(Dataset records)
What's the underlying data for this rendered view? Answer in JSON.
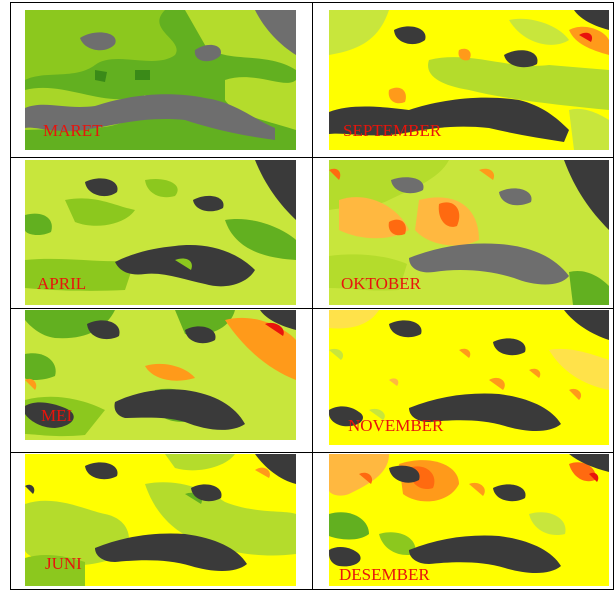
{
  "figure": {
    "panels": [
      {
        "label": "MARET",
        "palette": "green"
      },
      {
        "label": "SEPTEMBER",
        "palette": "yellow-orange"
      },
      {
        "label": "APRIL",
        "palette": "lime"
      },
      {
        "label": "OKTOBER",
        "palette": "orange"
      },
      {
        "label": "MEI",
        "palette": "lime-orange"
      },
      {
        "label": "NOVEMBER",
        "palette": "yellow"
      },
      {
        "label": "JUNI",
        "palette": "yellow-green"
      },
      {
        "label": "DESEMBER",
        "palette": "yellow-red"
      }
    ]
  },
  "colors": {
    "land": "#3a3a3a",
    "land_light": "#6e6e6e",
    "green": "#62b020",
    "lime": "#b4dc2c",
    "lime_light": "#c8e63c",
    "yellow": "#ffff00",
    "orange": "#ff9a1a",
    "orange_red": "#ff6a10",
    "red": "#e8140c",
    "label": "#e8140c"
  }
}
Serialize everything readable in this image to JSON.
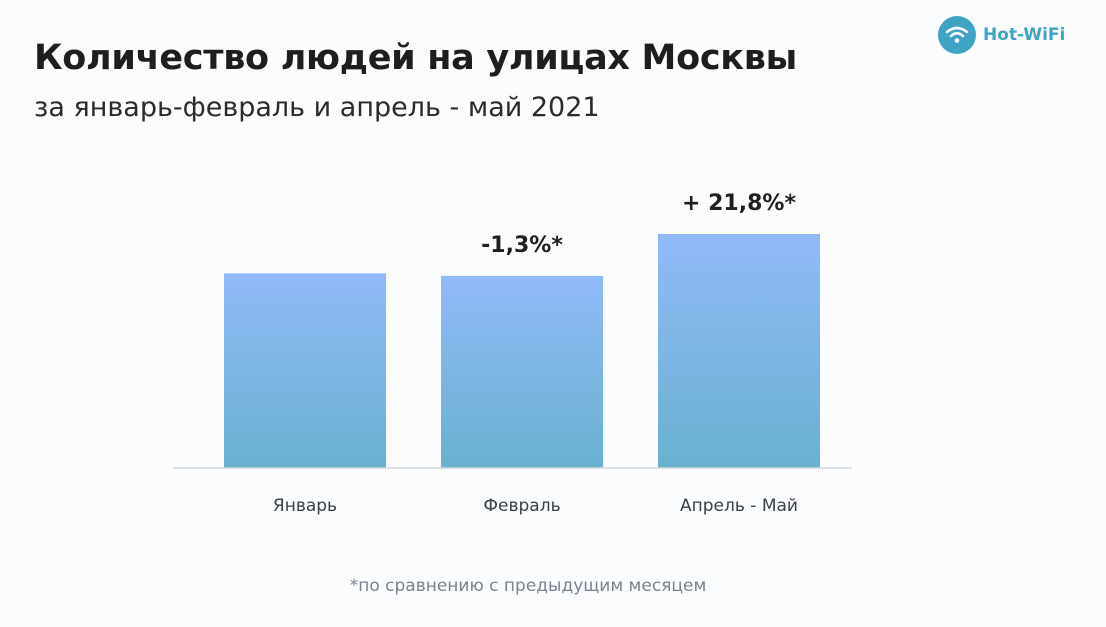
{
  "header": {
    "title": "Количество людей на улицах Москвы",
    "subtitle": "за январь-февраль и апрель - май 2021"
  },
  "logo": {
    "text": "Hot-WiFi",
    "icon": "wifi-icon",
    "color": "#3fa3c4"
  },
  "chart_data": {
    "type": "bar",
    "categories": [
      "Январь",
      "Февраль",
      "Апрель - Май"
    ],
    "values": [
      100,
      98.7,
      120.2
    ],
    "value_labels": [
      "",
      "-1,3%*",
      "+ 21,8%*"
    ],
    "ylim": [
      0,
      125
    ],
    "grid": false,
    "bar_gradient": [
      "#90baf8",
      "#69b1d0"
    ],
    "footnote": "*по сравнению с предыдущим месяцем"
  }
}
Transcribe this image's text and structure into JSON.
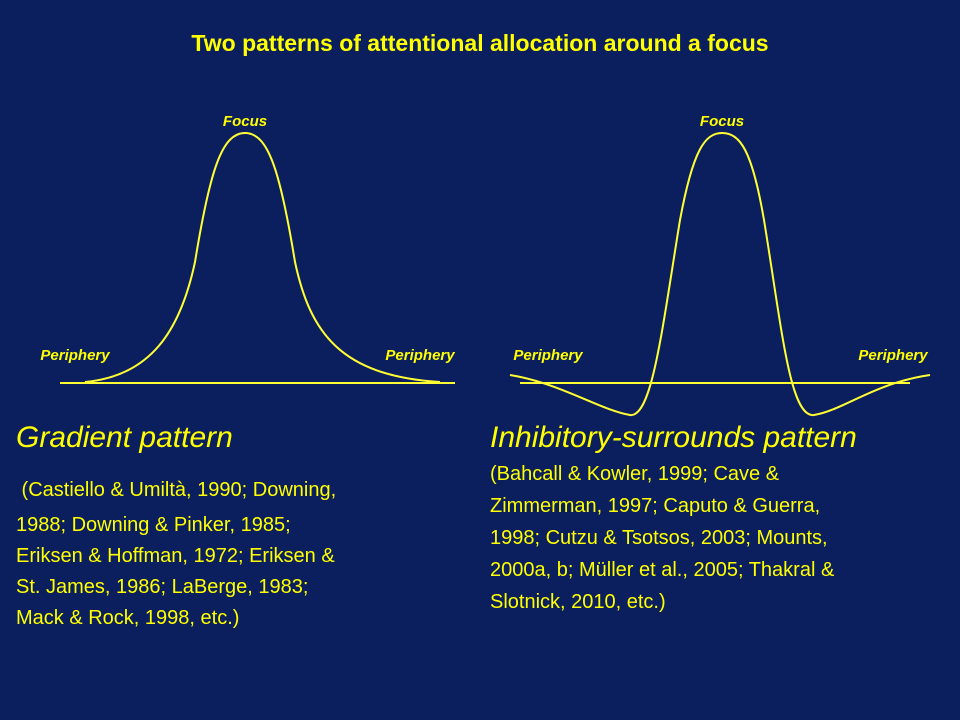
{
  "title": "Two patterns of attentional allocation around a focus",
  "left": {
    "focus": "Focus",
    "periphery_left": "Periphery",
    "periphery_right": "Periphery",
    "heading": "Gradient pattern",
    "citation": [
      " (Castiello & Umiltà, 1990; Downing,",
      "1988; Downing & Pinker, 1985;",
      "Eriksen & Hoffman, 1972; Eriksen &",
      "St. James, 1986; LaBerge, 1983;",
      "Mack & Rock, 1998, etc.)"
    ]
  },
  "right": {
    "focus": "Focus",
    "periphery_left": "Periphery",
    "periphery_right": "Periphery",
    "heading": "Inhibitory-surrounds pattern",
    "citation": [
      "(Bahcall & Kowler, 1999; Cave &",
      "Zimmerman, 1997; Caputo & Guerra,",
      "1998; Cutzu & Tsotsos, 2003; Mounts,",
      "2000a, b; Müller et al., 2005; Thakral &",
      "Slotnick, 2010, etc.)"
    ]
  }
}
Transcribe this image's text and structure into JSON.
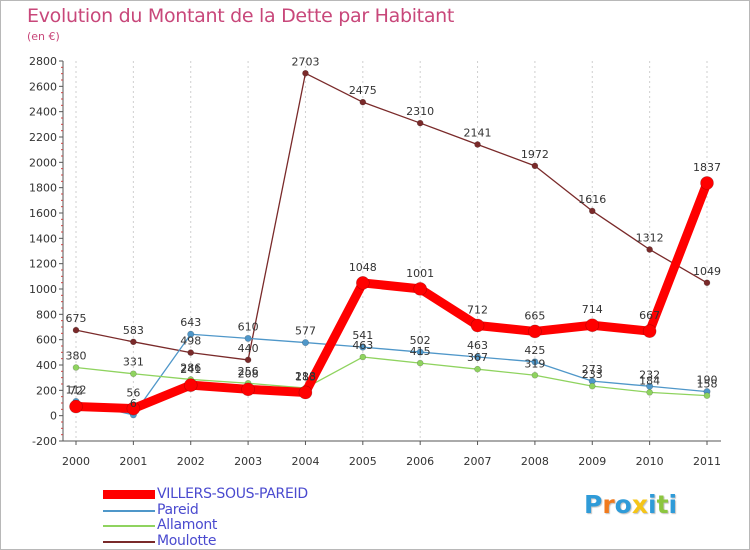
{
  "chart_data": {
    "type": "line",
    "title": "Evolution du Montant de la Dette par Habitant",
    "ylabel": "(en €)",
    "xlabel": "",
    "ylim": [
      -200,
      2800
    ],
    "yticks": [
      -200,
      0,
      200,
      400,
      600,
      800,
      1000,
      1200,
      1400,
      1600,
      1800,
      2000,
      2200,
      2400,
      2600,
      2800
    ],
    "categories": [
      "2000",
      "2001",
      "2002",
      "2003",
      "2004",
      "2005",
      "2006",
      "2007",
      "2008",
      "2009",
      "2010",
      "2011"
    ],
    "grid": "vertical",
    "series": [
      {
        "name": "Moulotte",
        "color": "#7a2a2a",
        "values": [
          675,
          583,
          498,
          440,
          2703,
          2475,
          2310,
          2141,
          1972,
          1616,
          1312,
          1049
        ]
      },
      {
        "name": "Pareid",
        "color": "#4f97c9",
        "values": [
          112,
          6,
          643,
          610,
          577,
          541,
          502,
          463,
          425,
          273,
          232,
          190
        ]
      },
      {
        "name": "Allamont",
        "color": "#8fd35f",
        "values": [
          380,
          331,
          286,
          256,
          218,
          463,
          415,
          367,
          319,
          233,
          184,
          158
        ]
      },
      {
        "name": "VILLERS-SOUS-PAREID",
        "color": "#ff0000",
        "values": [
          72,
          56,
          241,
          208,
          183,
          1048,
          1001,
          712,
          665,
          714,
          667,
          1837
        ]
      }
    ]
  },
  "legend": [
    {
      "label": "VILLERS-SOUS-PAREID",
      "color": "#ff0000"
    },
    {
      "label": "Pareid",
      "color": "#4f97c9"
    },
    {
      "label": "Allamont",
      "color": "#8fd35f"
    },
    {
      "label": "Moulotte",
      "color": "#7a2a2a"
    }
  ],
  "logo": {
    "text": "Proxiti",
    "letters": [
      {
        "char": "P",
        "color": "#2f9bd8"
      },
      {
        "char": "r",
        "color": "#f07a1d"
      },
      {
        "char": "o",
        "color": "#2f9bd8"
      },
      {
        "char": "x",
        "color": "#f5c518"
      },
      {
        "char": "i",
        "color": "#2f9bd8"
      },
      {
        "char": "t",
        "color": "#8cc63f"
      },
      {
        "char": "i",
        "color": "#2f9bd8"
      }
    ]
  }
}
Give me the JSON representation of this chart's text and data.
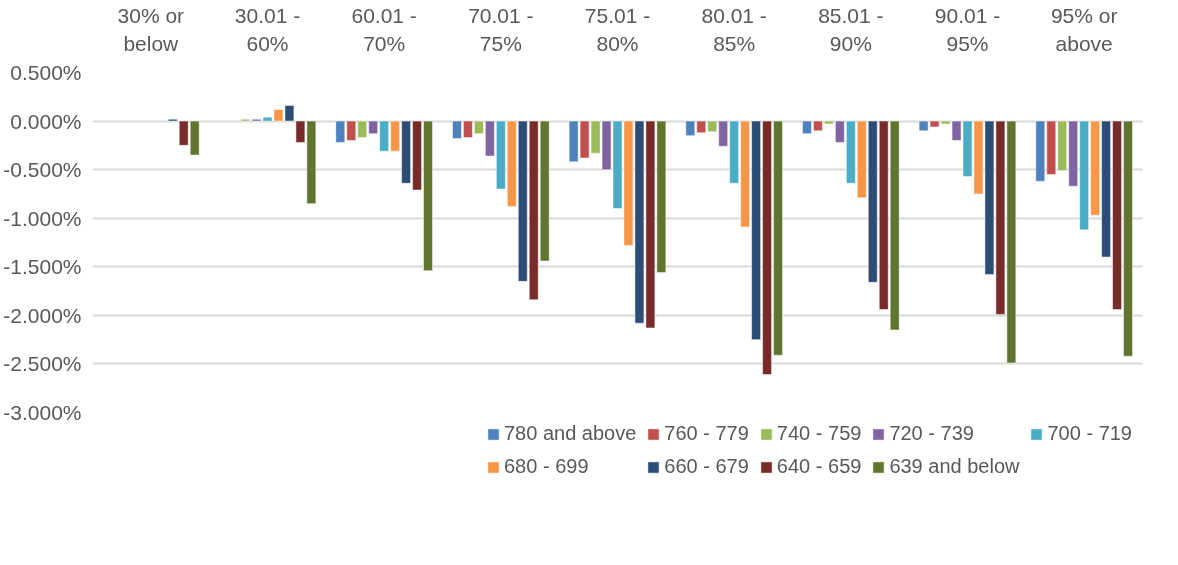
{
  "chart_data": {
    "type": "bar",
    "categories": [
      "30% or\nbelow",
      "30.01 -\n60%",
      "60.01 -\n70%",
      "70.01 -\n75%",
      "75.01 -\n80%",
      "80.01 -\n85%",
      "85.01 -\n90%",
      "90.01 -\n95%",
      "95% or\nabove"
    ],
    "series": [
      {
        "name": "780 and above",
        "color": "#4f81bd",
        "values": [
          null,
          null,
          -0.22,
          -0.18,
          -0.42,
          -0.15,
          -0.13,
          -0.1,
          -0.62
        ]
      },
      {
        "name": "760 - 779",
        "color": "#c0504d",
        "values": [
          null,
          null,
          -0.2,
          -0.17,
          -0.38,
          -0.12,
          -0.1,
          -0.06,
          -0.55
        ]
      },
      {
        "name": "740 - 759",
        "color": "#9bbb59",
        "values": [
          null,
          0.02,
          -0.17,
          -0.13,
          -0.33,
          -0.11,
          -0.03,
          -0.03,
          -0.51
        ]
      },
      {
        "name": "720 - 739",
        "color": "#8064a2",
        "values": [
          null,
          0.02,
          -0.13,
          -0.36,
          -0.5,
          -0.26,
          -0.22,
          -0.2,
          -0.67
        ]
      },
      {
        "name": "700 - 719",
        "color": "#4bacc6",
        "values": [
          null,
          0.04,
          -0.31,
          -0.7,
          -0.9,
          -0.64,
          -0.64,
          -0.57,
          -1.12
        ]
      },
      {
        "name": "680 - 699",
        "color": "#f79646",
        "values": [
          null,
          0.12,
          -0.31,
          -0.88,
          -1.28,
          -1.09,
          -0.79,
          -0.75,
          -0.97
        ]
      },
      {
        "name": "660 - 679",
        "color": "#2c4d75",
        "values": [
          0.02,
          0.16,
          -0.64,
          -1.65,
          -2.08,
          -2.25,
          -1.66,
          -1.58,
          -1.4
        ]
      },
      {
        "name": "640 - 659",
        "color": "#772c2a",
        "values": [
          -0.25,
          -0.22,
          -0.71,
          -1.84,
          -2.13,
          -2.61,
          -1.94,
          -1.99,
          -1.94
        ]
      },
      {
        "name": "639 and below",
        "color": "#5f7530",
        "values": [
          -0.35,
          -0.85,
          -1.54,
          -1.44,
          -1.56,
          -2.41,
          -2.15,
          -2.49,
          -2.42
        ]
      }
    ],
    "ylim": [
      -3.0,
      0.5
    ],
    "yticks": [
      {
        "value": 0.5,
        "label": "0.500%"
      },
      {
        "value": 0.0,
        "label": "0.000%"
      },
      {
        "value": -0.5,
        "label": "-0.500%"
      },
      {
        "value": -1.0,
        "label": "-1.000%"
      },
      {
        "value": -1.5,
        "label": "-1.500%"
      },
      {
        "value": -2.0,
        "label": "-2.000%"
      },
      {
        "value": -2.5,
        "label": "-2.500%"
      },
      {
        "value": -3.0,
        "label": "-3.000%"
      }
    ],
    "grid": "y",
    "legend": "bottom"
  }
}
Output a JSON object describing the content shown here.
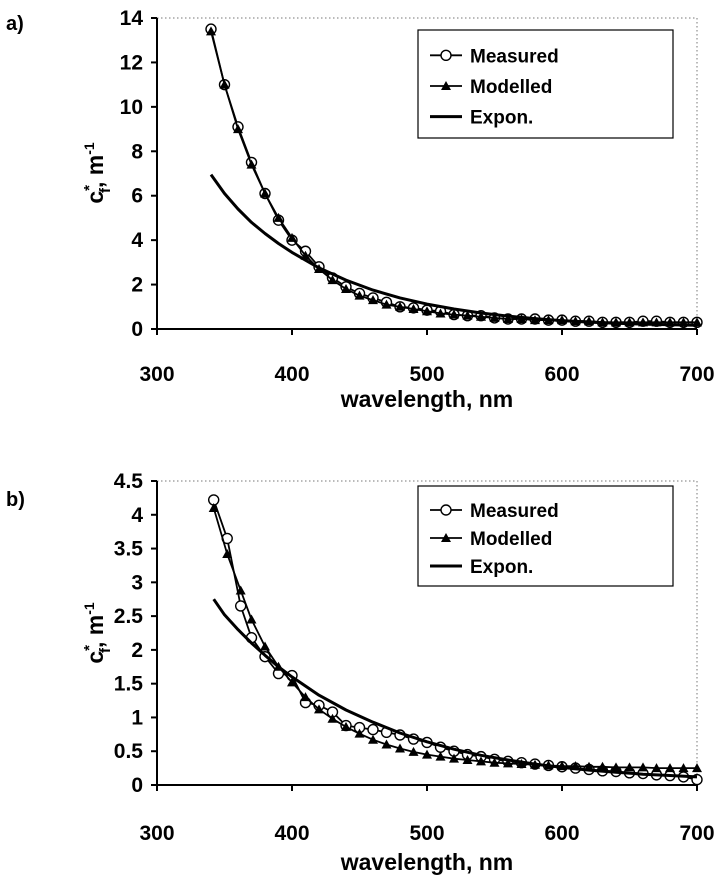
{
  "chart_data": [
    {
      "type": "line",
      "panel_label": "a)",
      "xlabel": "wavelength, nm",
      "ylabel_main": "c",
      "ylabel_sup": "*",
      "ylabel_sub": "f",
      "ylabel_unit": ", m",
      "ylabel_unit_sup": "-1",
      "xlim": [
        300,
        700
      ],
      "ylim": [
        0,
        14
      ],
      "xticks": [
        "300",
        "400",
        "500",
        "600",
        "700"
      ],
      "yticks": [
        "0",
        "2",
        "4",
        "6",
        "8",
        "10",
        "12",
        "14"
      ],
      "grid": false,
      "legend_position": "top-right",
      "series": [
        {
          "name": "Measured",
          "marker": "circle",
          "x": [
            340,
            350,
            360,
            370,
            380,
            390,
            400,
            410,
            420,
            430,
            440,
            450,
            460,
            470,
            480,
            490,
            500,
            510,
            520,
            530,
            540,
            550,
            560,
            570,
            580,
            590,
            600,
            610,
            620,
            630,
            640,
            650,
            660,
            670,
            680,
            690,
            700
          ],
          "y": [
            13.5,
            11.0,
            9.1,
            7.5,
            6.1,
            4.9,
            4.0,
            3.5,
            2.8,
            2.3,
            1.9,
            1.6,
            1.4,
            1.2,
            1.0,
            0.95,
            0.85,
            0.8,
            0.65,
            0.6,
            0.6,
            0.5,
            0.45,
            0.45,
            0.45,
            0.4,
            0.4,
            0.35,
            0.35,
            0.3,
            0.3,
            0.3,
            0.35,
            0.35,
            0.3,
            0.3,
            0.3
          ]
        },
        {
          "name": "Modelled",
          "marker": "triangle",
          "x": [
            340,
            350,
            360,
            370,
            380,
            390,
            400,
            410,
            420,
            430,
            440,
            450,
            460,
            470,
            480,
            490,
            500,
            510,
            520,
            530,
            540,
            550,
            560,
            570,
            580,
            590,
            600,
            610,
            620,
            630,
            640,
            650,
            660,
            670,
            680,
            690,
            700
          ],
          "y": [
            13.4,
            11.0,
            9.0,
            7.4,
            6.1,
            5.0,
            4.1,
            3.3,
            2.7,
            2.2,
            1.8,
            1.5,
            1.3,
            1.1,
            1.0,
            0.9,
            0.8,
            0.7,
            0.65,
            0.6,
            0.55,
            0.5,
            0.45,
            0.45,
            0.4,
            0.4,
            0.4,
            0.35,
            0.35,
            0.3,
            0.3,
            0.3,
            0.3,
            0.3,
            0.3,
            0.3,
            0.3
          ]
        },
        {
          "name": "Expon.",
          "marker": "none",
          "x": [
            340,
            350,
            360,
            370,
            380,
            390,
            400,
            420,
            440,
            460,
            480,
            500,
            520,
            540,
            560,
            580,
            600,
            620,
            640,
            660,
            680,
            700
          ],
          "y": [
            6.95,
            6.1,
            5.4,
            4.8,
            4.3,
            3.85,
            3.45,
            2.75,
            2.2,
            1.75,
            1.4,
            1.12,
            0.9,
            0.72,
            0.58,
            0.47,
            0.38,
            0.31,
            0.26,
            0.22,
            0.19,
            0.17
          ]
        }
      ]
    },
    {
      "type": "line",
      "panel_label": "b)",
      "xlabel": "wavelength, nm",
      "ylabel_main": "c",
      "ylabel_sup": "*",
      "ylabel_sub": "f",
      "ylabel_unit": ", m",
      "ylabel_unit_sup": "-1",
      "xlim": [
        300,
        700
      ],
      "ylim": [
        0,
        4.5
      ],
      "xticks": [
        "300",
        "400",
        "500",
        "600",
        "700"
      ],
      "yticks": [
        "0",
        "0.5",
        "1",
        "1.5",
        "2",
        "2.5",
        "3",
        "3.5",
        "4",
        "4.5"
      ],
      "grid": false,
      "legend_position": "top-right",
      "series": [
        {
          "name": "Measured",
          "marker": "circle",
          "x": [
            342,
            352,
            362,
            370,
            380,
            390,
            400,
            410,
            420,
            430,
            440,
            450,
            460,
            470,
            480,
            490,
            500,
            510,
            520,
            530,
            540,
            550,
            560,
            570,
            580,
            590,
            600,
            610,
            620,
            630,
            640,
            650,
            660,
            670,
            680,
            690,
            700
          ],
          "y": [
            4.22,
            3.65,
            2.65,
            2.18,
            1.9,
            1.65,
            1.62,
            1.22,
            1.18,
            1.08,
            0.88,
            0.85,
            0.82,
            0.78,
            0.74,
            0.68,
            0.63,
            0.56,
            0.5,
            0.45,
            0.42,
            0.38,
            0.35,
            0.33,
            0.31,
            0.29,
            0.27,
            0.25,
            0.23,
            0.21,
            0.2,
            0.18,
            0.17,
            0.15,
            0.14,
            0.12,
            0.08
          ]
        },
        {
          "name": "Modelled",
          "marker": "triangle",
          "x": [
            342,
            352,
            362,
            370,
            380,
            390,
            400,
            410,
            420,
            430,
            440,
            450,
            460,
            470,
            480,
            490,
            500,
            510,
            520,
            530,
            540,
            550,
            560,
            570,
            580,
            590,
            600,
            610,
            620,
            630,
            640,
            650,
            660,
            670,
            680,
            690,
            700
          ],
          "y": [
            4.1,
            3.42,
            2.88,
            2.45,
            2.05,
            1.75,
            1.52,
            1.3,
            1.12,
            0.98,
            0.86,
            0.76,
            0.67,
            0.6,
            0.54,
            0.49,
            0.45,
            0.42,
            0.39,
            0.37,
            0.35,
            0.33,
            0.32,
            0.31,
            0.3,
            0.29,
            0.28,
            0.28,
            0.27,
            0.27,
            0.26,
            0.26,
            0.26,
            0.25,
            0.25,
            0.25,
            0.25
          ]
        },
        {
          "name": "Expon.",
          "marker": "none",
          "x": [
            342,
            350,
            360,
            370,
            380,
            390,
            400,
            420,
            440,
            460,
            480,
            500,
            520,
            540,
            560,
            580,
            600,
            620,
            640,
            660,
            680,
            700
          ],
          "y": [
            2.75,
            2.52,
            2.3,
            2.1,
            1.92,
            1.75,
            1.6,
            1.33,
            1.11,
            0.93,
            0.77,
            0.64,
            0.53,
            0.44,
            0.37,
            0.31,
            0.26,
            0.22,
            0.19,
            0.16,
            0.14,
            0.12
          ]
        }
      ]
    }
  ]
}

- Direction
Give only the number of lines above that hold the string "text".

- Solved exercise
5